Data listing:
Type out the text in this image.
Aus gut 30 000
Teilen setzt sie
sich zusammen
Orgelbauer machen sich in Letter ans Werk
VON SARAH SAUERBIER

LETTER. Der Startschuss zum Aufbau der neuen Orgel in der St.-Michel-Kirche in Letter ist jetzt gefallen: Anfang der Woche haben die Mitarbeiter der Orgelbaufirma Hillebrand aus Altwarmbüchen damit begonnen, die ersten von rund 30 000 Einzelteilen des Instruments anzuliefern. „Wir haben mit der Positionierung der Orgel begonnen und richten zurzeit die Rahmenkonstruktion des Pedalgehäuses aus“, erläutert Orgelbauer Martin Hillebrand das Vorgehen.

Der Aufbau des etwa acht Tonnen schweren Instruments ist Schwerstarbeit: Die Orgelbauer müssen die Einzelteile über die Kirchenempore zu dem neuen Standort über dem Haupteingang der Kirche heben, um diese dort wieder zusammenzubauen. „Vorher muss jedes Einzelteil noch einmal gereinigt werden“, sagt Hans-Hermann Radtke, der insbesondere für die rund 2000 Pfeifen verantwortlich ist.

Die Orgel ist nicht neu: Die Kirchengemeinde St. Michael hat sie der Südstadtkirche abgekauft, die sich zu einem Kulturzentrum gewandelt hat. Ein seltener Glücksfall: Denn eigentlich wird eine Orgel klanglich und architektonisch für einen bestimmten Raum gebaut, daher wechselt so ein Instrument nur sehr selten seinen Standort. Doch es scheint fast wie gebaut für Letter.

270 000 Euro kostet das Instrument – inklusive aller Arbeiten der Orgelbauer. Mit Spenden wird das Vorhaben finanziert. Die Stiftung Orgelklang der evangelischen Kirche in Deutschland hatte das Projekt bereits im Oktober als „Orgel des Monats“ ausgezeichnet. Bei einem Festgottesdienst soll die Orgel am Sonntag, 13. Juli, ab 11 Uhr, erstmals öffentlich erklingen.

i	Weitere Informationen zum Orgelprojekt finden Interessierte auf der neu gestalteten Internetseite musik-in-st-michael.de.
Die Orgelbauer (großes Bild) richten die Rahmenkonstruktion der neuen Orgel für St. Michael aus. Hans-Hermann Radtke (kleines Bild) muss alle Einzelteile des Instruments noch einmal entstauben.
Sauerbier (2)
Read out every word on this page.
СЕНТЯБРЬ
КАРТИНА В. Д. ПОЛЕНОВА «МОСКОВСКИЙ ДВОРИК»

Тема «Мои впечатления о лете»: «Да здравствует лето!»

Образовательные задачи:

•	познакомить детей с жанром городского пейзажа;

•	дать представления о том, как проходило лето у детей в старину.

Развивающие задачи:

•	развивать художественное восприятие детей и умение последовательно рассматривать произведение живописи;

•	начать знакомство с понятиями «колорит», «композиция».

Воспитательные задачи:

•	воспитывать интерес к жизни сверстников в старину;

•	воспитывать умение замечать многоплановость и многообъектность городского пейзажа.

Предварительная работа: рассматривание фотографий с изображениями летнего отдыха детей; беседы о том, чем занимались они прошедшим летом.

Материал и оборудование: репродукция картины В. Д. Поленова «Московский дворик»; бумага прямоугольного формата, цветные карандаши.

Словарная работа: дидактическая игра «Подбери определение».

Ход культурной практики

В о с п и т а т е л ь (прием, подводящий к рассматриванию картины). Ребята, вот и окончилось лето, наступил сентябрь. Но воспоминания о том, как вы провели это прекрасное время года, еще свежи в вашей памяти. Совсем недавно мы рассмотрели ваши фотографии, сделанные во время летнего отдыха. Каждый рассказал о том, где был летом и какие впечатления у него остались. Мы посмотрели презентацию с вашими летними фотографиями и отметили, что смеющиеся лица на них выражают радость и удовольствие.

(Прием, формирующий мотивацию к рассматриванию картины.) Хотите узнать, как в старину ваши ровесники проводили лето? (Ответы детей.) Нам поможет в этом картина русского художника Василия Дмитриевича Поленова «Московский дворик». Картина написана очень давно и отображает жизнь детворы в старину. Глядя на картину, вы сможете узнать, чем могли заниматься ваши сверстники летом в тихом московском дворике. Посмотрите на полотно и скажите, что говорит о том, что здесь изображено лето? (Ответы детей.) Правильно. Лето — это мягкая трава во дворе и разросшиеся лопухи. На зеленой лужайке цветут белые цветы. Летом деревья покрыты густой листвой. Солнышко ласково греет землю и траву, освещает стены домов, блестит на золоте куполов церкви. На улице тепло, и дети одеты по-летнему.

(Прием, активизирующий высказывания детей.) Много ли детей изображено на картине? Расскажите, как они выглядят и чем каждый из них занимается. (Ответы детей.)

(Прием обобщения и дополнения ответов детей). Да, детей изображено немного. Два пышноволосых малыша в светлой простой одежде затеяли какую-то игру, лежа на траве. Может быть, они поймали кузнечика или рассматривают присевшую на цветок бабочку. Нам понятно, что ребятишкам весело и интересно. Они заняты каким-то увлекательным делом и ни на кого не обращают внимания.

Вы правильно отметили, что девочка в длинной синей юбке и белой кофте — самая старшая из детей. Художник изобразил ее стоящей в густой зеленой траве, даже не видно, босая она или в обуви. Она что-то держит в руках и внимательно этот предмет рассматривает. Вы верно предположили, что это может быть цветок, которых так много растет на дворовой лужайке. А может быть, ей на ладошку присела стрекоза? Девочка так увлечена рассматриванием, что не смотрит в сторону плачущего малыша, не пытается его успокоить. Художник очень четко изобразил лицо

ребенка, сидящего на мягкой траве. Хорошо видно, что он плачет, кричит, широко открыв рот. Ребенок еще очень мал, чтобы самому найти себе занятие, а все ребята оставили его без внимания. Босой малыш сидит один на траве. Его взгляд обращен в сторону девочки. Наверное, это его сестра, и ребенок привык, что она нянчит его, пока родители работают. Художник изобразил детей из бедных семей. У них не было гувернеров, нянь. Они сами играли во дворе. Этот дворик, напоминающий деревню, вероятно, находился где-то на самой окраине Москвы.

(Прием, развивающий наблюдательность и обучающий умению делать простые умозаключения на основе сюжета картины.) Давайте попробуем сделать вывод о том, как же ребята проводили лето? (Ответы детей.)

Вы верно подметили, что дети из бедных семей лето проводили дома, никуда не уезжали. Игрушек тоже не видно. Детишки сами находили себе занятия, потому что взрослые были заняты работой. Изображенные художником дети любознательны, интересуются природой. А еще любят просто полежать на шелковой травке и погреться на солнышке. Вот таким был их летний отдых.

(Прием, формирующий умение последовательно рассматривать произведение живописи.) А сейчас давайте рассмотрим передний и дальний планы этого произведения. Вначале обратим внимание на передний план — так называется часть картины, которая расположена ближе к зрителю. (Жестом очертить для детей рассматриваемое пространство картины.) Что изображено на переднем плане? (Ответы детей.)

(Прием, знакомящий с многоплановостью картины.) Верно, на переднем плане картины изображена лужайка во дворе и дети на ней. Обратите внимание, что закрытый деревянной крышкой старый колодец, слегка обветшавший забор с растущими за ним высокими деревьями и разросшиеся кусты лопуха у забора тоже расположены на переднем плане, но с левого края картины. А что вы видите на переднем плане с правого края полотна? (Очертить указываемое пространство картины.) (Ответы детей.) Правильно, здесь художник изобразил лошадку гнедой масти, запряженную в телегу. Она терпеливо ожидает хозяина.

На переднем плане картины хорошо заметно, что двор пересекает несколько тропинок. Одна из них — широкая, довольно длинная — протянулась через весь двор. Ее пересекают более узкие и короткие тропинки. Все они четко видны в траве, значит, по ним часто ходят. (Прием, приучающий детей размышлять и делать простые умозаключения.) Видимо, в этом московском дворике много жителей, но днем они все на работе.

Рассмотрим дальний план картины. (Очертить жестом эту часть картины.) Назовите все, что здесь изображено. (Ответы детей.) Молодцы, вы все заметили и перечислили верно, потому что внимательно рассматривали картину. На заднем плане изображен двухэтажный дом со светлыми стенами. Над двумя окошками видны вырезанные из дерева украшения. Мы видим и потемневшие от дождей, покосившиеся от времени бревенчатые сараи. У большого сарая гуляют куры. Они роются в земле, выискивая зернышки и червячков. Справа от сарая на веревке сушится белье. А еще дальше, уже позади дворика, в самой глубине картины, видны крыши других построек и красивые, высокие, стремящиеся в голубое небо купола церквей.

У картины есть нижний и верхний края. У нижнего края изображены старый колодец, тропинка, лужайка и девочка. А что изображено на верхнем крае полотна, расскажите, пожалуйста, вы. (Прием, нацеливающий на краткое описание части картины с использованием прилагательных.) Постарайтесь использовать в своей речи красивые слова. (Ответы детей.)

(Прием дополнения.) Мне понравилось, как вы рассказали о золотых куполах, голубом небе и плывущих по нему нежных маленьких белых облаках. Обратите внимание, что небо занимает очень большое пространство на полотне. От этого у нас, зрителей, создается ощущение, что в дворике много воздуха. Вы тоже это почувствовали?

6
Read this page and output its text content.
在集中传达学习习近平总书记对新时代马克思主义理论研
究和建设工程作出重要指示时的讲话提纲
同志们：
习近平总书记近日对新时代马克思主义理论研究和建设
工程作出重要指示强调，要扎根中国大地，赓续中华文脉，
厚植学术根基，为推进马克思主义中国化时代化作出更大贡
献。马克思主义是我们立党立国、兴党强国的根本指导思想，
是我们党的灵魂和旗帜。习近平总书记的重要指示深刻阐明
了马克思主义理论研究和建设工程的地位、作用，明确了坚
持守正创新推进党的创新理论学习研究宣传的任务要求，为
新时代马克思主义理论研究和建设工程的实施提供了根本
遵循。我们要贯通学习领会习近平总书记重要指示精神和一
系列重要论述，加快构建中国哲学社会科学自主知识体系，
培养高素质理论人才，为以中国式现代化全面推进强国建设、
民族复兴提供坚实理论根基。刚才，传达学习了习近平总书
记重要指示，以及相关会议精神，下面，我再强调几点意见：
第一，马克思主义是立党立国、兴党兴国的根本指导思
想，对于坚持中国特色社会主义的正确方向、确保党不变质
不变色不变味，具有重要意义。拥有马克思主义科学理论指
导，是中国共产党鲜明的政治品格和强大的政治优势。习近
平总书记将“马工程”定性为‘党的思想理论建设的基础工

__What to do__
Pick out every line with the string "пространство" and copy it.

__Output for this task__
(Прием, формирующий умение последовательно рассматривать произведение живописи.) А сейчас давайте рассмотрим передний и дальний планы этого произведения. Вначале обратим внимание на передний план — так называется часть картины, которая расположена ближе к зрителю. (Жестом очертить для детей рассматриваемое пространство картины.) Что изображено на переднем плане? (Ответы детей.)
(Прием, знакомящий с многоплановостью картины.) Верно, на переднем плане картины изображена лужайка во дворе и дети на ней. Обратите внимание, что закрытый деревянной крышкой старый колодец, слегка обветшавший забор с растущими за ним высокими деревьями и разросшиеся кусты лопуха у забора тоже расположены на переднем плане, но с левого края картины. А что вы видите на переднем плане с правого края полотна? (Очертить указываемое пространство картины.) (Ответы детей.) Правильно, здесь художник изобразил лошадку гнедой масти, запряженную в телегу. Она терпеливо ожидает хозяина.
(Прием дополнения.) Мне понравилось, как вы рассказали о золотых куполах, голубом небе и плывущих по нему нежных маленьких белых облаках. Обратите внимание, что небо занимает очень большое пространство на полотне. От этого у нас, зрителей, создается ощущение, что в дворике много воздуха. Вы тоже это почувствовали?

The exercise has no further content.